▶ [EXTRACT TO READ]:
● ● ●

When I started this journey of reviewing Johnny Depp’s acting career I said I was going to stick to his films, but the more I thought about it, the more I realized I couldn’t ignore his stint on the late 80s teen cop show 21 Jump Street.
The show is central to Depp’s development as an actor for any number of reasons. For starters it was the vehicle that exposed him to reach a larger audience. Secondly, it solidified his resolve not to become, in his words, a ‘product’ to be manipulated by others. Finally, it was a great opportunity to showcase his chameleon-like abilities as an actor.
Set in an unnamed Washington town, 21 Jump Street follows Detective Tom Hanson (Johnny Depp) as a baby-faced rookie patrolman that isn’t taken seriously by his fellow cops or criminals. Recognizing his passion and talent for police work Hanson is reassigned to work with a secret undercover unit operating out of an abandon church located at, you guessed it, 21 Jump Street.
21 Jump Street came at time when a crop of long running and successful cop/detective dramas of the day either had just ended or were in their final few seasons: Hill Street Blues (1981-87), Cagney and Lacey (1981-88), Magnum P.I. (1980-88), T.J. Hooker (1982-86), Simon & Simon (1981-89), and Remington Steele (1982-87). While many of those series were critically acclaimed and reached broad audiences, none of them connected with the ‘kids’ of the day in a way that Jump Street did. Sure we all wanted to be Magnum and drive a Ferrari, but growing up in the 80s teens rarely saw themselves or their culture reflected in the TV drama of the time, unless you count preachy ABC Afterschool Specials.
Enter upstart FOX Broadcasting that was determined to launch an edgy fresh network to take on the big three (NBC, ABC, and CBS). Starting in 1987, Fox was only broadcasting two nights a week – Saturday & Sunday – and while there many forgettable shows launched during that first season (anyone remember Matthew Perry’s debut series – Second Chance?), it launched successful shows as 21 Jump Street, Married… With Children, and the Tracey Ullman Show, which would in turn spawn The Simpsons. 21 Jump Street was co-created by Stephen J. Cannell, no stranger to the police procedural with over 40 TV series to his credit, including Rockford Files, Baretta, and Tenspeed & Brownshoe, to name a few.

● ● ●

▶ [INSTRUCTION 1]:
Copy everything in the 21 Jump Street review from "The show is" down to "it, 21 Jump Street.", word for word.
The 21 Jump Street review and the entries have no connection to each other.

[Source records]
● ● ●

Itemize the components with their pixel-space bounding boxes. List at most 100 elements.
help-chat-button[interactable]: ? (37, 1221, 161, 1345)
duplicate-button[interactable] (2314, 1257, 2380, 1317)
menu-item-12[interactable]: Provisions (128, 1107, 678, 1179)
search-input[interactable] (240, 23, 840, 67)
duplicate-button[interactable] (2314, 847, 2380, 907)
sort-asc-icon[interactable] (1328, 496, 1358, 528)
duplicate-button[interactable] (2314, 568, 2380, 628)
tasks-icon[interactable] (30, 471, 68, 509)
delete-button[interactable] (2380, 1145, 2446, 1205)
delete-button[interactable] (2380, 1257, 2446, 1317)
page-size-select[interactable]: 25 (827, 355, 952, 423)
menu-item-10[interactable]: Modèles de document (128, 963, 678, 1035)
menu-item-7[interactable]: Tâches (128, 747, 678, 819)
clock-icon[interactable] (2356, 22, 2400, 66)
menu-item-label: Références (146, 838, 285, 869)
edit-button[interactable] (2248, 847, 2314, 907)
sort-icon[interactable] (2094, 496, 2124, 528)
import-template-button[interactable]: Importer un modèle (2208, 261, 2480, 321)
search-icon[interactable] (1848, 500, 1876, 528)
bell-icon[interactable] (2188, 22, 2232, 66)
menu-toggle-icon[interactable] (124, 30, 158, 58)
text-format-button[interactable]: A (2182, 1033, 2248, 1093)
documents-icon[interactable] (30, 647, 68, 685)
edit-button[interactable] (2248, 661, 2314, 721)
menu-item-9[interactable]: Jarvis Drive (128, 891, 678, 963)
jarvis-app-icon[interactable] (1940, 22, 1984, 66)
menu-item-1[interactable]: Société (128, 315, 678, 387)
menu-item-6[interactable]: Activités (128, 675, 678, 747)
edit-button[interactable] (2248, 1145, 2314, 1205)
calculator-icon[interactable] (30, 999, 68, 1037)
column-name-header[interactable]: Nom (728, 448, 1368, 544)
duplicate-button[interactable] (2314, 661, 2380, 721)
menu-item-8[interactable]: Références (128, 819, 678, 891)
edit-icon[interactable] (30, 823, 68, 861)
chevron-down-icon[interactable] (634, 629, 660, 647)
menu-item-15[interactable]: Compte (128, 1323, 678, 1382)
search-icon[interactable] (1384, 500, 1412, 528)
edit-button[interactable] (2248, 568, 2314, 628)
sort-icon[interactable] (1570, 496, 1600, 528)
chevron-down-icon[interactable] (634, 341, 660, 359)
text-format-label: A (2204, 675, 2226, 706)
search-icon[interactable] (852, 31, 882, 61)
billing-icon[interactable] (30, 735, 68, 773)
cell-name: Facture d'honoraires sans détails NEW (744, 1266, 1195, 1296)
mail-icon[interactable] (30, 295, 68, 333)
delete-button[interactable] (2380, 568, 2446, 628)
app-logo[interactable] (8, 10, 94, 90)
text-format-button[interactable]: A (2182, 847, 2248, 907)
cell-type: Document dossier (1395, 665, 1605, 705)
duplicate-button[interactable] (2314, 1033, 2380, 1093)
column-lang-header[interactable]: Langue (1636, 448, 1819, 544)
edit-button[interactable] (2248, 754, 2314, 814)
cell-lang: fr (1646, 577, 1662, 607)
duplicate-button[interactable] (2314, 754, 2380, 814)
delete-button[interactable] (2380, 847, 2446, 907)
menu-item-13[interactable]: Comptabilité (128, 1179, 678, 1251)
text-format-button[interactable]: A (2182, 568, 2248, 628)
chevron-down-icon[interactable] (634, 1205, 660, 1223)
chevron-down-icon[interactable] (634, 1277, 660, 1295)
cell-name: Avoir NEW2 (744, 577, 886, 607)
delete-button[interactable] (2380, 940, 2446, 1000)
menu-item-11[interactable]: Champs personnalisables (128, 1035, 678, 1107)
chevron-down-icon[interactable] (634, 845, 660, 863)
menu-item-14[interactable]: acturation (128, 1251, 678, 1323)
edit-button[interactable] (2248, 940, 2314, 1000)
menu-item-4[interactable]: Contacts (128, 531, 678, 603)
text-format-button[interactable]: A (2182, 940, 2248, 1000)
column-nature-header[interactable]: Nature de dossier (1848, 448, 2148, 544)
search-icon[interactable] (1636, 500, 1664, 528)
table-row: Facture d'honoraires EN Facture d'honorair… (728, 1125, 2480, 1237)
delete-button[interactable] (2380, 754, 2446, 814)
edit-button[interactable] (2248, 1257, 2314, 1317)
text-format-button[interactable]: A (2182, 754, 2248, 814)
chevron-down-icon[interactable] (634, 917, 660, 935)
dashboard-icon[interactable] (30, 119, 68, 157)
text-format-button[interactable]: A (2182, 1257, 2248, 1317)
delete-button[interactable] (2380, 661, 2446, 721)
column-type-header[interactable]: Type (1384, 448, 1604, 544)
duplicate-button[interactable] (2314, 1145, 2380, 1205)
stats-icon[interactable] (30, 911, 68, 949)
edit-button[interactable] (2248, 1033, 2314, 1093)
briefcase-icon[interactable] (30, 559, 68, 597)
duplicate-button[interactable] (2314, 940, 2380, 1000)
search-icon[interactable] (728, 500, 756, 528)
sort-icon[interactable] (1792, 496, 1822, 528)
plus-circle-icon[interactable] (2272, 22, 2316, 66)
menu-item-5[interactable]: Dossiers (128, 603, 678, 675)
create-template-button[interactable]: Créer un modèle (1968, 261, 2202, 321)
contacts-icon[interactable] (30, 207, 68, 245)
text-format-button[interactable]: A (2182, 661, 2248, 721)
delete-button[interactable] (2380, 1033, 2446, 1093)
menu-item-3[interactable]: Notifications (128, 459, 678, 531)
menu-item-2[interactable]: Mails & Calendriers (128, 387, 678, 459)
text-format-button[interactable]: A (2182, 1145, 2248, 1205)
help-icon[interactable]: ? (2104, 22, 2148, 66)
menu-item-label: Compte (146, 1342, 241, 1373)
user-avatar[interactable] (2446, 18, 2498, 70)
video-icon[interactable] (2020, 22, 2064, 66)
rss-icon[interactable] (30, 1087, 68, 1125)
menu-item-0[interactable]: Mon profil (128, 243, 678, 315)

● ● ●

▶ [INSTRUCTION 2]:
Repeat everything in the entries from their first line down to the line containing "menu-item-12[interactable]: Provisions (128, 1107, 678, 1179)", including both ends.

▶ [EXERCISE OUTPUT 1]:
The show is central to Depp’s development as an actor for any number of reasons. For starters it was the vehicle that exposed him to reach a larger audience. Secondly, it solidified his resolve not to become, in his words, a ‘product’ to be manipulated by others. Finally, it was a great opportunity to showcase his chameleon-like abilities as an actor.
Set in an unnamed Washington town, 21 Jump Street follows Detective Tom Hanson (Johnny Depp) as a baby-faced rookie patrolman that isn’t taken seriously by his fellow cops or criminals. Recognizing his passion and talent for police work Hanson is reassigned to work with a secret undercover unit operating out of an abandon church located at, you guessed it, 21 Jump Street.

▶ [EXERCISE OUTPUT 2]:
Itemize the components with their pixel-space bounding boxes. List at most 100 elements.
help-chat-button[interactable]: ? (37, 1221, 161, 1345)
duplicate-button[interactable] (2314, 1257, 2380, 1317)
menu-item-12[interactable]: Provisions (128, 1107, 678, 1179)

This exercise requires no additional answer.